◆ Material shown
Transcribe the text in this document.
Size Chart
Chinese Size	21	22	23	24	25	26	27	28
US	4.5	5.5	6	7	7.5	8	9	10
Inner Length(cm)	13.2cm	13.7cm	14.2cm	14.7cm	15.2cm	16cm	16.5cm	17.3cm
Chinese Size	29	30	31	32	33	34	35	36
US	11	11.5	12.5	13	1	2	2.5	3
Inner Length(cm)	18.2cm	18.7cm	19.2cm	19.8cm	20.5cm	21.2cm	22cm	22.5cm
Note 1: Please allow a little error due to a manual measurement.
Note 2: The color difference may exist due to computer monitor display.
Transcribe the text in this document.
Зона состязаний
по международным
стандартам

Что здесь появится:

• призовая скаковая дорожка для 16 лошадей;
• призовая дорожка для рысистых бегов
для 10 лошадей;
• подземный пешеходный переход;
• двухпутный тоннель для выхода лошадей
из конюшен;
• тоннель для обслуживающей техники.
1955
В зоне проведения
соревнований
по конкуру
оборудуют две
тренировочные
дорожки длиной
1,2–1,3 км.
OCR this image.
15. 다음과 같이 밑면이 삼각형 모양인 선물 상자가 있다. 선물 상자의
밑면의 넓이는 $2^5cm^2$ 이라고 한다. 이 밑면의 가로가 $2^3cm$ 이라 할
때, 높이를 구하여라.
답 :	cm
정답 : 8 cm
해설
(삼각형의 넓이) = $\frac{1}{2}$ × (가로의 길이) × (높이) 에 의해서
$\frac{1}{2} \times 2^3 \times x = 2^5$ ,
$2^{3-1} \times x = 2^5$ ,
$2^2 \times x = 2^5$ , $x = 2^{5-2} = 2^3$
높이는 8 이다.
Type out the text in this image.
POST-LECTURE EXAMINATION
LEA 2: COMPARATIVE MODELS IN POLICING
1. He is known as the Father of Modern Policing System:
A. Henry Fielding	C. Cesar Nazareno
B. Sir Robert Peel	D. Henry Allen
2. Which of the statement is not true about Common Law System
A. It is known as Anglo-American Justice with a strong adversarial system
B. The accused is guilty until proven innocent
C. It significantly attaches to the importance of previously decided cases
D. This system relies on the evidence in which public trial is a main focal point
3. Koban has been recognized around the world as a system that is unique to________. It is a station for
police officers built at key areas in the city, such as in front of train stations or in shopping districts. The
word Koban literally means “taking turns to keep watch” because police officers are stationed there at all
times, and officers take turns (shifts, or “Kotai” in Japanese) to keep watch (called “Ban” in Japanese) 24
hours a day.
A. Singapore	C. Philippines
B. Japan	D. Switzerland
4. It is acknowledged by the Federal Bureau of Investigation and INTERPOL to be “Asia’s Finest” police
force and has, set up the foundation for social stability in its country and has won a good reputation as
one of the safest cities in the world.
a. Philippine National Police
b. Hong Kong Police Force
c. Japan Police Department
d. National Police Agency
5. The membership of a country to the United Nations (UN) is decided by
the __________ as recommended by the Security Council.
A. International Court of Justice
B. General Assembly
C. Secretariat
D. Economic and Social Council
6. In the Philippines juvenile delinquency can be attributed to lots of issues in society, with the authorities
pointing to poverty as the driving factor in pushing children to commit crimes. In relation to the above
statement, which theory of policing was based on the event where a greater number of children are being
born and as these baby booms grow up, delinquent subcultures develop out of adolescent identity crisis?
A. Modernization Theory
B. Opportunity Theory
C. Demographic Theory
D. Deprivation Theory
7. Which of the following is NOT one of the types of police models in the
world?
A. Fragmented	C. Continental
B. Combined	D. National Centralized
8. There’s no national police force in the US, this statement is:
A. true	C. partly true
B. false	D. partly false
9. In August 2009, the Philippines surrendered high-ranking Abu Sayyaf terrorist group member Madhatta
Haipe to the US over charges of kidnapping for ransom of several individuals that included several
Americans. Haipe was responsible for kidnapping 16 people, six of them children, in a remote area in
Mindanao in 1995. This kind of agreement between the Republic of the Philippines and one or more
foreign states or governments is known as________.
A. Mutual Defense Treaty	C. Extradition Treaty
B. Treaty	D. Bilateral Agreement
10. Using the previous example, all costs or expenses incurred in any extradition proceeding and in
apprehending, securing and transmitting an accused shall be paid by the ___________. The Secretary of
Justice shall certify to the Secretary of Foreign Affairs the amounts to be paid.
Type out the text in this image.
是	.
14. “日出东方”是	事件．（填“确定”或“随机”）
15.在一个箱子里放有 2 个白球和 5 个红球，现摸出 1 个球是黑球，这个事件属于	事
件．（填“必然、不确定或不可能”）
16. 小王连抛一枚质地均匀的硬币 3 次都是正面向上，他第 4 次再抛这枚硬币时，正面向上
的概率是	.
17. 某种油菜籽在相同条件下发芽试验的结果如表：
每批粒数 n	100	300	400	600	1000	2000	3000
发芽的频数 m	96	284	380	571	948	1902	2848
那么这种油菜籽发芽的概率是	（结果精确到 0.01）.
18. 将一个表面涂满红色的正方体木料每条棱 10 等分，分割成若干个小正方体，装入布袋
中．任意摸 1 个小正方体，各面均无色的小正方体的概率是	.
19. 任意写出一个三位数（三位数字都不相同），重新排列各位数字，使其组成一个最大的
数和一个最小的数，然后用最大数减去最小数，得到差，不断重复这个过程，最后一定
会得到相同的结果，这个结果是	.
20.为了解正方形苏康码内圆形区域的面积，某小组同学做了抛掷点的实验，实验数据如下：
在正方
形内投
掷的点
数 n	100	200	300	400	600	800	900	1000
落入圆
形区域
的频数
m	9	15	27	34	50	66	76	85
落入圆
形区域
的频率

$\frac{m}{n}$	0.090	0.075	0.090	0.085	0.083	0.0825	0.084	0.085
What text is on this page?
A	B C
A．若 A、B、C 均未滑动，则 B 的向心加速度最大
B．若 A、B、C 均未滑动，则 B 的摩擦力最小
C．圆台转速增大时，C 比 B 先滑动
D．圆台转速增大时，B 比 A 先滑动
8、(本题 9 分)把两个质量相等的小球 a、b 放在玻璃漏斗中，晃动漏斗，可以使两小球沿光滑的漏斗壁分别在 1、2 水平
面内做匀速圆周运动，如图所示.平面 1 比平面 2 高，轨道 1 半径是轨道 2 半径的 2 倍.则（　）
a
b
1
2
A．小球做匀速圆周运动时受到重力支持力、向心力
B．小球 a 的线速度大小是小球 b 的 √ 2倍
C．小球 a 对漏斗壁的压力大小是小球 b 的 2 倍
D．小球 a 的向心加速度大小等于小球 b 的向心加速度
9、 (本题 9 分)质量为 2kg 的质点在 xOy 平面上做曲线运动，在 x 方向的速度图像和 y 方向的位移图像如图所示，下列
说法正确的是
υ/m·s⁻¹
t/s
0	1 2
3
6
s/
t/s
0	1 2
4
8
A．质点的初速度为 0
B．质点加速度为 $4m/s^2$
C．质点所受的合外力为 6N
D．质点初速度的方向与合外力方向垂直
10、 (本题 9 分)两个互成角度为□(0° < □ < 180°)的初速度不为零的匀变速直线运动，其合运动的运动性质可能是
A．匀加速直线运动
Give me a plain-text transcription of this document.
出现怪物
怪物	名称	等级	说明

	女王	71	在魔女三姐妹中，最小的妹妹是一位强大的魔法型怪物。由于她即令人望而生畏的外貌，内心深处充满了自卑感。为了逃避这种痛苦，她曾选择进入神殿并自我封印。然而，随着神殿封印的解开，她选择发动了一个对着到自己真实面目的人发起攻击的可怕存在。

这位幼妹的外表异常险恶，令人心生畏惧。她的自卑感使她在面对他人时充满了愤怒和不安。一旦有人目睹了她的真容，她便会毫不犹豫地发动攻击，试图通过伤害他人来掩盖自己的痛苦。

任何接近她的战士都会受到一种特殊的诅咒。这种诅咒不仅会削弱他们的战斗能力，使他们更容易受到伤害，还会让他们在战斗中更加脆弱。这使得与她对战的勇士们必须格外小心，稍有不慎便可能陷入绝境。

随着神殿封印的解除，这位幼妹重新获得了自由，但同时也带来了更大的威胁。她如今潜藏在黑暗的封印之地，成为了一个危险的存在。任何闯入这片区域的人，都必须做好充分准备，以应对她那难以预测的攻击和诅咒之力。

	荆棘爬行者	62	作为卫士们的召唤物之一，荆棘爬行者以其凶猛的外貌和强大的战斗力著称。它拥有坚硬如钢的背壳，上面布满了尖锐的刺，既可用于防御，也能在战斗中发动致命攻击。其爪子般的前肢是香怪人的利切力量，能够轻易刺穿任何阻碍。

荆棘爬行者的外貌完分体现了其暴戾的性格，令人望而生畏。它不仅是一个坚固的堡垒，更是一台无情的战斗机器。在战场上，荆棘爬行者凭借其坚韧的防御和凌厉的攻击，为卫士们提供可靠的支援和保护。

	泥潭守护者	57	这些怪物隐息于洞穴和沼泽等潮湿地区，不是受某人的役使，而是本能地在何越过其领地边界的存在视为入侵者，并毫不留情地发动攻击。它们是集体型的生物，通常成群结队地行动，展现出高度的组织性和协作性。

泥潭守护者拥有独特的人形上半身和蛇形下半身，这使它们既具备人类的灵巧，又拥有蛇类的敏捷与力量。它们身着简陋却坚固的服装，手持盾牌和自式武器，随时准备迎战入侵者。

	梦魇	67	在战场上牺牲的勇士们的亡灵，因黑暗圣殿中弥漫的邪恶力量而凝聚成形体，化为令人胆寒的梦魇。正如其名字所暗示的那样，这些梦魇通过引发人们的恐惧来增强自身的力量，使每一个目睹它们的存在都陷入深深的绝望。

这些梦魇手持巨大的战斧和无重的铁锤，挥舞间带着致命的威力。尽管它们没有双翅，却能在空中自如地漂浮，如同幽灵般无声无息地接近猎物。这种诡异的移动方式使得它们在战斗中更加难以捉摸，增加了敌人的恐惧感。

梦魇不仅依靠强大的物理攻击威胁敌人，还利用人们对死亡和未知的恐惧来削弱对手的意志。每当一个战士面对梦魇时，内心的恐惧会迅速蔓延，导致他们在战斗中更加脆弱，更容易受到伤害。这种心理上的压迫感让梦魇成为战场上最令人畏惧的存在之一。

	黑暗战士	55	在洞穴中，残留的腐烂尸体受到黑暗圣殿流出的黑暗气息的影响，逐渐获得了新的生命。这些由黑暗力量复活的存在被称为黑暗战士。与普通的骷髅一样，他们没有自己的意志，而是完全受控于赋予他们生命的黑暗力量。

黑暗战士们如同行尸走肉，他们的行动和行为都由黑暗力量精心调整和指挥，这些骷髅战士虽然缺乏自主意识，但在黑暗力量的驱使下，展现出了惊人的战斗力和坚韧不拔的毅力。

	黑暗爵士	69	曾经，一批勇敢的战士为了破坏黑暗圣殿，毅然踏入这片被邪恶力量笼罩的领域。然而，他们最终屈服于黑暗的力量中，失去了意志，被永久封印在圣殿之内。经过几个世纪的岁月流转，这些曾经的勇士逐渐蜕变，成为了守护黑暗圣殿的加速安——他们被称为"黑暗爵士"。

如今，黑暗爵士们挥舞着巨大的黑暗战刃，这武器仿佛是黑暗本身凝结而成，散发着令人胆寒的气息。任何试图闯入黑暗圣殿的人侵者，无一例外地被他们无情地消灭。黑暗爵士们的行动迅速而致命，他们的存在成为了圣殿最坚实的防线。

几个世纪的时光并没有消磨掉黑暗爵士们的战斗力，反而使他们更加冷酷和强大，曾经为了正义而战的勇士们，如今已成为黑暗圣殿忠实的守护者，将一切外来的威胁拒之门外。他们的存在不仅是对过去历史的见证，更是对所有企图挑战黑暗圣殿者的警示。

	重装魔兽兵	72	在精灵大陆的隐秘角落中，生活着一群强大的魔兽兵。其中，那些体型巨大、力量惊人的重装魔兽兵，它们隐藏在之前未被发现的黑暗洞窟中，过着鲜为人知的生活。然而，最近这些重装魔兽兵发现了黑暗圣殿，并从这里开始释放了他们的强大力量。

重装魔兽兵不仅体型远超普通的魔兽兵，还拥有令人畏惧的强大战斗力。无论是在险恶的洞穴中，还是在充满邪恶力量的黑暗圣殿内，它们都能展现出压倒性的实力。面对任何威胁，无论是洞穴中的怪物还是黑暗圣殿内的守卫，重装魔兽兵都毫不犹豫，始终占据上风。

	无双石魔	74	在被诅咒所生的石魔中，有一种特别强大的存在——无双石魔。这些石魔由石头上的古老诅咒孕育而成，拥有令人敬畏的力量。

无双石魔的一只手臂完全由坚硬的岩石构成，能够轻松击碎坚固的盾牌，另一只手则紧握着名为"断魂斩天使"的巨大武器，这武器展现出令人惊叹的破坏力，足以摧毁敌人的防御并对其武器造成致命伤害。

◆ What you need to do
Pull out every line containing "accused".

◆ Answer
B. The accused is guilty until proven innocent
apprehending, securing and transmitting an accused shall be paid by the ___________. The Secretary of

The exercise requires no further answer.